**TASK SET:**
(A) Reproduce word for word the part of the Northwestern Corporation legal notice starting with "In addition, we" and going on through "for any reason.".
(B) Using the Northwestern Corporation legal notice, list every party it names as possibly being deemed a participant in the solicitation of proxies.

**PROVIDED PASSAGE:**
◆ ◆ ◆ ◆ ◆ ◆ ◆
In addition, we may not be able to complete the proposed transaction on the terms summarized above or other acceptable terms, or at all, due to a number of factors, including the failure to obtain approval of our stockholders, regulatory approvals or to satisfy other customary closing conditions. Our Annual Report on Form 10-K, recent and forthcoming Quarterly Reports on Form 10-Q, recent Current Reports on Form 8-K and other Securities and Exchange Commission filings discuss some of the important risk factors that may affect our business, results of operations and financial condition. We undertake no obligation to revise or publicly update any forward-looking statements for any reason.
Important Legal Information
In connection with the proposed transaction, Northwestern Corporation will file a proxy statement with the Securities and Exchange Commission. Before making any voting or investment decision, investors and security holders of Northwestern Corporation are urged to carefully read the entire proxy statement, when it becomes available, and any other relevant documents filed with the Securities and Exchange Commission, as well as any amendments or supplements to those documents, because they will contain important information about the proposed transaction. A definitive proxy statement will be sent to the stockholders of Northwestern Corporation in connection with the proposed transaction. Investors and security holders may obtain a free copy of the proxy statement (when available) and other documents filed by Northwestern Corporation at the Securities and Exchange Commission’s Web site at http://www.sec.gov. The proxy statement and such other documents may also be obtained for free from Northwestern Corporation by directing such request to Northwestern Corporation, 125 South Dakota Avenue, Sioux Falls, SD 57104, Attention: Dan Rausch, Director of Investor Relations, telephone: (605) 978-2902.
Northwestern Corporation, its directors, executive officers and other members of its management, employees, and certain other persons may be deemed to be participants in the solicitation of proxies from Northwestern Corporation stockholders in connection with the proposed transaction. Information about the interests of Northwestern Corporation’s participants in the solicitation is set forth in Northwestern Corporation’s proxy statements and Annual Reports on Form 10-K, previously filed with the Securities and Exchange Commission, and in the proxy statement relating to the transaction when it becomes available.
◆ ◆ ◆ ◆ ◆ ◆ ◆
**DATASET EXCERPTS:**
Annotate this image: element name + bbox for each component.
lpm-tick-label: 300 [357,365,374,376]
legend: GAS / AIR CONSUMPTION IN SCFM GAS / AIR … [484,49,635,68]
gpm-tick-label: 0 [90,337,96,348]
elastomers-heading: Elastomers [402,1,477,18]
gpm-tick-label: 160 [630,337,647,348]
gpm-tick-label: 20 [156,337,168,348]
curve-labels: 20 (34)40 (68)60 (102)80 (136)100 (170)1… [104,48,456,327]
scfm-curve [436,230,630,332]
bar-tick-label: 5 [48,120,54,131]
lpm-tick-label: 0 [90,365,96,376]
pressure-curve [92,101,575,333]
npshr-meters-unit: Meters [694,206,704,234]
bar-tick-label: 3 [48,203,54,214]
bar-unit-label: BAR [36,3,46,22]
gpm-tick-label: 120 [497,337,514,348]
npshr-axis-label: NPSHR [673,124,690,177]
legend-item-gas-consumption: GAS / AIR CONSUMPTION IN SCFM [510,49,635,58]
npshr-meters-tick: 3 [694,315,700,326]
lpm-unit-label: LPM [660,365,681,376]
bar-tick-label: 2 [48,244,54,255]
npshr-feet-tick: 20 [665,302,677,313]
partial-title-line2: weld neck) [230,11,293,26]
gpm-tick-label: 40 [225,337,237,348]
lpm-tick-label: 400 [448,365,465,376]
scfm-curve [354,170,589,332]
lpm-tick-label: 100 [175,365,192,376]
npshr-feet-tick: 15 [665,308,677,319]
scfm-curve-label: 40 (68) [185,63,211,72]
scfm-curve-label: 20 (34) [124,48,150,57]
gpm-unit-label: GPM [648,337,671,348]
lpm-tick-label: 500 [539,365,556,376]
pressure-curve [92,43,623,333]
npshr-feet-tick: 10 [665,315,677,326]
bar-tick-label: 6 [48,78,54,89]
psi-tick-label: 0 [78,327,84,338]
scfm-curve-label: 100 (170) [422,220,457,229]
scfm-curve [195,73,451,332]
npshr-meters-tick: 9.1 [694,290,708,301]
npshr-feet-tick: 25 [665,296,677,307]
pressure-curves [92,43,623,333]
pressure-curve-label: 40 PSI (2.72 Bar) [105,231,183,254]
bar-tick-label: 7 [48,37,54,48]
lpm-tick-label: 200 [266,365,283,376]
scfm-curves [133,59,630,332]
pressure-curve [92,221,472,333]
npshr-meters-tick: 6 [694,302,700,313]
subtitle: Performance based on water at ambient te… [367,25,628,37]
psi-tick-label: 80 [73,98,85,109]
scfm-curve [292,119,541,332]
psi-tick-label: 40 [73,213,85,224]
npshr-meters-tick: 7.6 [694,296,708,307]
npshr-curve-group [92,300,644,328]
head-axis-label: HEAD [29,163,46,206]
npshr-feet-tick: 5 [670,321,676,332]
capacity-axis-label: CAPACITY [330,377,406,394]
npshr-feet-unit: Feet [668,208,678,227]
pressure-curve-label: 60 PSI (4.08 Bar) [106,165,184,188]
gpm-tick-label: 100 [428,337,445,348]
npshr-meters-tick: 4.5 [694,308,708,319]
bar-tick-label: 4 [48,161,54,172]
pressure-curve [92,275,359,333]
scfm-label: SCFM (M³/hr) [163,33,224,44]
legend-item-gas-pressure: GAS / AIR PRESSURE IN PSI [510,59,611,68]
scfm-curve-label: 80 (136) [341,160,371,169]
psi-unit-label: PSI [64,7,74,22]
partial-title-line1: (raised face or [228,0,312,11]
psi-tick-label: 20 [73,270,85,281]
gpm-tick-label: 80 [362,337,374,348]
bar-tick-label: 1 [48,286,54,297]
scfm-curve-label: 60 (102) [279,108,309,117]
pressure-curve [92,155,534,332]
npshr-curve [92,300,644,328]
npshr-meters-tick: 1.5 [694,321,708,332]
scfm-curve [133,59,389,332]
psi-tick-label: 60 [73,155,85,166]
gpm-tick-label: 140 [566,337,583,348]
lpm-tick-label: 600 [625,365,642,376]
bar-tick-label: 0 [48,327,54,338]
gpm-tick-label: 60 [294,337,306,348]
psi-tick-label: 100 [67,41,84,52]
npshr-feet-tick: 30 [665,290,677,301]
◆ ◆ ◆ ◆ ◆ ◆ ◆
**SOLUTIONS:**
(A)
In addition, we may not be able to complete the proposed transaction on the terms summarized above or other acceptable terms, or at all, due to a number of factors, including the failure to obtain approval of our stockholders, regulatory approvals or to satisfy other customary closing conditions. Our Annual Report on Form 10-K, recent and forthcoming Quarterly Reports on Form 10-Q, recent Current Reports on Form 8-K and other Securities and Exchange Commission filings discuss some of the important risk factors that may affect our business, results of operations and financial condition. We undertake no obligation to revise or publicly update any forward-looking statements for any reason.

(B)
- Northwestern Corporation
- Its directors
- Its executive officers
- Other members of its management
- Employees
- Certain other persons